__Stored records__

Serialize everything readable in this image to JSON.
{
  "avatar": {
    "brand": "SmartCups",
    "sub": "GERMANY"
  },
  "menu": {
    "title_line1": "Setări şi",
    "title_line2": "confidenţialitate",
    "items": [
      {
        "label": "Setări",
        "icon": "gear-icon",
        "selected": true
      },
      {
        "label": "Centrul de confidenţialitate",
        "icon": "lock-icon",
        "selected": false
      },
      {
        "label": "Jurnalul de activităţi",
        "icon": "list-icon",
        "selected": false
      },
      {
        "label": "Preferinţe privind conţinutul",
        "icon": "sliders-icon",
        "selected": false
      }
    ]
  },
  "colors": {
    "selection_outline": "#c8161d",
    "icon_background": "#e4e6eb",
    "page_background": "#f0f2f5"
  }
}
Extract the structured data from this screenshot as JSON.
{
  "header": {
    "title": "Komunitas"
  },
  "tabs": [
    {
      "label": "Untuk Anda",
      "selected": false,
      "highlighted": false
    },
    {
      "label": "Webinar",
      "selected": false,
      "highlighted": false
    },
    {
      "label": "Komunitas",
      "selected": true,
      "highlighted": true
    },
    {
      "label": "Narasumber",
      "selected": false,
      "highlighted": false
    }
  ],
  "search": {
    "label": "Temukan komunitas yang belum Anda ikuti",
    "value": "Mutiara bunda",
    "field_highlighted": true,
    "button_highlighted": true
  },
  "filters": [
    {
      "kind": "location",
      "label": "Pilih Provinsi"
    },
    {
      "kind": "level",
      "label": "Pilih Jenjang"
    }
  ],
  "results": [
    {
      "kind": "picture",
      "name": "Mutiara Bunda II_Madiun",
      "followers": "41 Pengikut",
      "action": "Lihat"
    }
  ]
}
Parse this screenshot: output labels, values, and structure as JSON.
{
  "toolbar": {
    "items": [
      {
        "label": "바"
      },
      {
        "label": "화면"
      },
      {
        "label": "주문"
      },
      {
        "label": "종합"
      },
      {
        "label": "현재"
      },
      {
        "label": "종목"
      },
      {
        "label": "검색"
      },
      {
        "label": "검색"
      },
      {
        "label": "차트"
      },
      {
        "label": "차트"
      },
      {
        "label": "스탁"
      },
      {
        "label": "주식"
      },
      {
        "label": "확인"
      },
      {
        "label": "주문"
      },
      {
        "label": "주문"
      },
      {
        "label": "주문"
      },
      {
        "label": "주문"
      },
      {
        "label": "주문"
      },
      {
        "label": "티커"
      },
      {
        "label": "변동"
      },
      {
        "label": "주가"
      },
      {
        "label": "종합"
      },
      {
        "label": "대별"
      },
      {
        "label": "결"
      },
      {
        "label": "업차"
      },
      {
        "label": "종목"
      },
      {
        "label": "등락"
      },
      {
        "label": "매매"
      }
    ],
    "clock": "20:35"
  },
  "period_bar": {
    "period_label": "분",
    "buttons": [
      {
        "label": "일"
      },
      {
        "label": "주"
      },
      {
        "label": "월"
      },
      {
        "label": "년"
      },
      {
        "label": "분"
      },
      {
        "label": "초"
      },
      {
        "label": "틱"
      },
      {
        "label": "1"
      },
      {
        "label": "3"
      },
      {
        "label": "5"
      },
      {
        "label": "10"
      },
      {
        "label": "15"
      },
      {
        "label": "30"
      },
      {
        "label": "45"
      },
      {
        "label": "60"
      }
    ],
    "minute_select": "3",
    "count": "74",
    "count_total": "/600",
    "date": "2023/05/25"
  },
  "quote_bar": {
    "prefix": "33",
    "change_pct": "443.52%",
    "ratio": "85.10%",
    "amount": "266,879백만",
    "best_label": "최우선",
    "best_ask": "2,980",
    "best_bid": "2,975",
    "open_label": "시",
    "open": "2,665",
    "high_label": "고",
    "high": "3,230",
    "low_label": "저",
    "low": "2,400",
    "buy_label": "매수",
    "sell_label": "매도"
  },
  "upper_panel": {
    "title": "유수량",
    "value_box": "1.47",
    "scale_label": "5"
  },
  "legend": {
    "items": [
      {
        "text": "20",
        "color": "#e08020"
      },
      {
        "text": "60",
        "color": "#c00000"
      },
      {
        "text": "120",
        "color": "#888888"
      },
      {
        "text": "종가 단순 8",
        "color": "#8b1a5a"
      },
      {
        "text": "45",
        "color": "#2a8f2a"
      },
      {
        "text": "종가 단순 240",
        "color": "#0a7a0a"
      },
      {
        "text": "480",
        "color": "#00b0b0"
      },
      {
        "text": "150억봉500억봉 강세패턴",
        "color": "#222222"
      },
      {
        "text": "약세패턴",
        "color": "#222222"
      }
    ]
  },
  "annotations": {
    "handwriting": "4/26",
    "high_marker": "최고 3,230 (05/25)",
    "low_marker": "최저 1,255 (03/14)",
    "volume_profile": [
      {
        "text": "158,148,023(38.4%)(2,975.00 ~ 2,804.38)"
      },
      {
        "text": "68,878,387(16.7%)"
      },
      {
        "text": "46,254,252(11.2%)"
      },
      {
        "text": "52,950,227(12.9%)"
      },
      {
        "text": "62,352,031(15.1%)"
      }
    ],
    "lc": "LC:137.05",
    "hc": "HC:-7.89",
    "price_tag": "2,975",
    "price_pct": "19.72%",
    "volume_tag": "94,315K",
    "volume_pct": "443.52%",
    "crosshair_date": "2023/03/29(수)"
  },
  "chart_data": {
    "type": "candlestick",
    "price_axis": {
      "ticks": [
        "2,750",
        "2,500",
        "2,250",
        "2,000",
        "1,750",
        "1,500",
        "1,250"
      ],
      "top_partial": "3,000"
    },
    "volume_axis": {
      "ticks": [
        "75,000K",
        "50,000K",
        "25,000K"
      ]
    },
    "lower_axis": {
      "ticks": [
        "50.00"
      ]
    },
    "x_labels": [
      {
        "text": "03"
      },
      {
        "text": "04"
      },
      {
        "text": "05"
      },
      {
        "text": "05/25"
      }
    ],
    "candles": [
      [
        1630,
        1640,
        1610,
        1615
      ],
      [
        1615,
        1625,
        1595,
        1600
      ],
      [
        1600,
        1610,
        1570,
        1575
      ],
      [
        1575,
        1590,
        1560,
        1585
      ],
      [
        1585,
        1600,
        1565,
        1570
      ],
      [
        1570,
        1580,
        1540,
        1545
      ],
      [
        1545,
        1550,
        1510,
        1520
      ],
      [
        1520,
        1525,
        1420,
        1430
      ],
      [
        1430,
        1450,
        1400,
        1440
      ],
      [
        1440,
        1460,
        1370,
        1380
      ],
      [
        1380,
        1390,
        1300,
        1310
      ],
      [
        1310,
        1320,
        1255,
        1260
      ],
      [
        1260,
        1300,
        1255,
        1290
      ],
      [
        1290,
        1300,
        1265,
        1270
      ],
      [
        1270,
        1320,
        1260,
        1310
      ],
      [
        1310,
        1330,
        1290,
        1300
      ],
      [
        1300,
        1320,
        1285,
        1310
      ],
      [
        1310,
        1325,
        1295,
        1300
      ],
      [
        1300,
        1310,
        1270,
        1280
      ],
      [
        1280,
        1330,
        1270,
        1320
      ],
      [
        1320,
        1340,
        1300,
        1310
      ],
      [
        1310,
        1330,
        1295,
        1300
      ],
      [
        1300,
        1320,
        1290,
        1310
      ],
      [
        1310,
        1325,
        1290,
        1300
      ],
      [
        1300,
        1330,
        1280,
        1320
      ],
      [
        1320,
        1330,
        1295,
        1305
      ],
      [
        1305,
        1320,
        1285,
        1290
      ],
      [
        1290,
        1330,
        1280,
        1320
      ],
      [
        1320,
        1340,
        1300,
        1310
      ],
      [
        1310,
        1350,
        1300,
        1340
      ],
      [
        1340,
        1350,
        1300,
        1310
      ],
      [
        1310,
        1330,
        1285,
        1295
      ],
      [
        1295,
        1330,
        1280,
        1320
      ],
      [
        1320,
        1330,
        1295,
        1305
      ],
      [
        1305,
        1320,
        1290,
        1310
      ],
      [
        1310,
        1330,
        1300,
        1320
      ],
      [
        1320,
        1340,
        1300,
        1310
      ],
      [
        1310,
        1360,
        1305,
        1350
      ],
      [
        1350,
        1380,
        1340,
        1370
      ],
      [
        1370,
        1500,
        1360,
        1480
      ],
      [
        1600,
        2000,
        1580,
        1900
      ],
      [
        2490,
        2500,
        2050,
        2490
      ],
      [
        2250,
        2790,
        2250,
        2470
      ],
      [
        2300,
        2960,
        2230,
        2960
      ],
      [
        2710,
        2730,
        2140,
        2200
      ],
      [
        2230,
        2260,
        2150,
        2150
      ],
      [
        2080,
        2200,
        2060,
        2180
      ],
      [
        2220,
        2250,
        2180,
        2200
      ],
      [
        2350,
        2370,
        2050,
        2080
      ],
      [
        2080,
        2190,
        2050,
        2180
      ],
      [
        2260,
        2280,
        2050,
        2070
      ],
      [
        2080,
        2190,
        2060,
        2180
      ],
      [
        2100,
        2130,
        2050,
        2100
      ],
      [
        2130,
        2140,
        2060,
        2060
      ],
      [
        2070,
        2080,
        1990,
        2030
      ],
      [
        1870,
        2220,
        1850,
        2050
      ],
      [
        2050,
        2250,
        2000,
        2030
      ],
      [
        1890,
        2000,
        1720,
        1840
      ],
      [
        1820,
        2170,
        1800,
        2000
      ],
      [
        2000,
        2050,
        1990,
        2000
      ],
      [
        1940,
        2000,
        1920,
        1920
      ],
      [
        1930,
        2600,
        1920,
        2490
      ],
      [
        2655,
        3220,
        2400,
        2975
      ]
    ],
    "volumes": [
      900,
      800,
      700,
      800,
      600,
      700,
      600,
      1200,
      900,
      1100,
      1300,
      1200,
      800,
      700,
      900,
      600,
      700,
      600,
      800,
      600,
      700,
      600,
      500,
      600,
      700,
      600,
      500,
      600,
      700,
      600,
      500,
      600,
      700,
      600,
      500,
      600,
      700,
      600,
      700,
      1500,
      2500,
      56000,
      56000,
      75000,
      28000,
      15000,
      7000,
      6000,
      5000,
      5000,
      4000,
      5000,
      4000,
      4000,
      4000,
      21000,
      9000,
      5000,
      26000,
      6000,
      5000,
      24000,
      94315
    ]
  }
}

__Aim of the task__
Search the lines for "Pilih". Copy each line that has it.

__Result of this exercise__
      "label": "Pilih Provinsi"
      "label": "Pilih Jenjang"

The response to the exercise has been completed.